▸ What to work on
Transcribe the whole listing below without changing a word, but leave out every image.

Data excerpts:

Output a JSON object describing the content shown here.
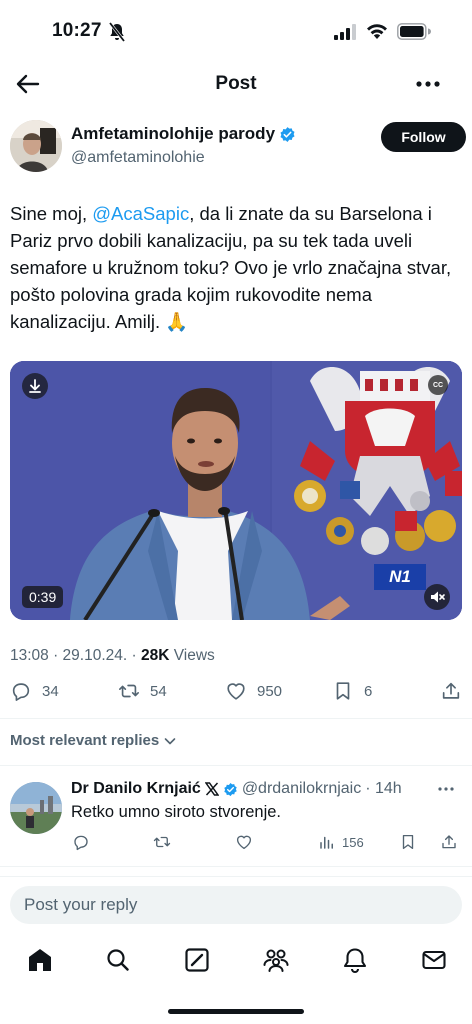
{
  "status_bar": {
    "time": "10:27"
  },
  "topnav": {
    "title": "Post"
  },
  "author": {
    "name": "Amfetaminolohije parody",
    "handle": "@amfetaminolohie",
    "follow_label": "Follow"
  },
  "tweet": {
    "text_before": "Sine moj, ",
    "mention": "@AcaSapic",
    "text_after": ", da li znate da su Barselona i Pariz prvo dobili  kanalizaciju, pa su tek tada uveli semafore u kružnom toku? Ovo je vrlo značajna stvar, pošto polovina grada kojim rukovodite nema kanalizaciju. Amilj. 🙏",
    "media": {
      "duration": "0:39",
      "cc": "CC",
      "channel_logo": "N1"
    },
    "time": "13:08 · 29.10.24. · ",
    "views_count": "28K",
    "views_label": " Views"
  },
  "actions": {
    "replies": "34",
    "reposts": "54",
    "likes": "950",
    "bookmarks": "6"
  },
  "replies_sort": {
    "label": "Most relevant replies"
  },
  "reply": {
    "name": "Dr Danilo Krnjaić",
    "handle": "@drdanilokrnjaic",
    "time": "· 14h",
    "text": "Retko umno siroto stvorenje.",
    "views": "156"
  },
  "reply_box": {
    "placeholder": "Post your reply"
  },
  "colors": {
    "accent": "#1d9bf0",
    "text": "#0f1419",
    "muted": "#536471",
    "media_bg": "#4a53a4"
  },
  "icons": [
    "bell-slash-icon",
    "signal-icon",
    "wifi-icon",
    "battery-icon",
    "back-arrow-icon",
    "more-icon",
    "verified-badge-icon",
    "download-icon",
    "mute-icon",
    "reply-icon",
    "repost-icon",
    "like-icon",
    "bookmark-icon",
    "share-icon",
    "chevron-down-icon",
    "x-logo-icon",
    "views-icon",
    "home-icon",
    "search-icon",
    "grok-icon",
    "communities-icon",
    "notifications-icon",
    "messages-icon"
  ]
}
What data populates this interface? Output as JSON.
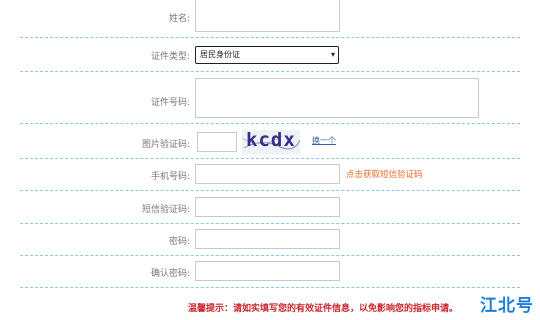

▸ Answer to the task
Output a JSON object describing the content shown here.
{
  "status_bar": {
    "time": "10:27"
  },
  "topnav": {
    "title": "Post"
  },
  "author": {
    "name": "Amfetaminolohije parody",
    "handle": "@amfetaminolohie",
    "follow_label": "Follow"
  },
  "tweet": {
    "text_before": "Sine moj, ",
    "mention": "@AcaSapic",
    "text_after": ", da li znate da su Barselona i Pariz prvo dobili  kanalizaciju, pa su tek tada uveli semafore u kružnom toku? Ovo je vrlo značajna stvar, pošto polovina grada kojim rukovodite nema kanalizaciju. Amilj. 🙏",
    "media": {
      "duration": "0:39",
      "cc": "CC",
      "channel_logo": "N1"
    },
    "time": "13:08 · 29.10.24. · ",
    "views_count": "28K",
    "views_label": " Views"
  },
  "actions": {
    "replies": "34",
    "reposts": "54",
    "likes": "950",
    "bookmarks": "6"
  },
  "replies_sort": {
    "label": "Most relevant replies"
  },
  "reply": {
    "name": "Dr Danilo Krnjaić",
    "handle": "@drdanilokrnjaic",
    "time": "· 14h",
    "text": "Retko umno siroto stvorenje.",
    "views": "156"
  },
  "reply_box": {
    "placeholder": "Post your reply"
  },
  "colors": {
    "accent": "#1d9bf0",
    "text": "#0f1419",
    "muted": "#536471",
    "media_bg": "#4a53a4"
  },
  "icons": [
    "bell-slash-icon",
    "signal-icon",
    "wifi-icon",
    "battery-icon",
    "back-arrow-icon",
    "more-icon",
    "verified-badge-icon",
    "download-icon",
    "mute-icon",
    "reply-icon",
    "repost-icon",
    "like-icon",
    "bookmark-icon",
    "share-icon",
    "chevron-down-icon",
    "x-logo-icon",
    "views-icon",
    "home-icon",
    "search-icon",
    "grok-icon",
    "communities-icon",
    "notifications-icon",
    "messages-icon"
  ]
}
What data populates this interface? Output as JSON.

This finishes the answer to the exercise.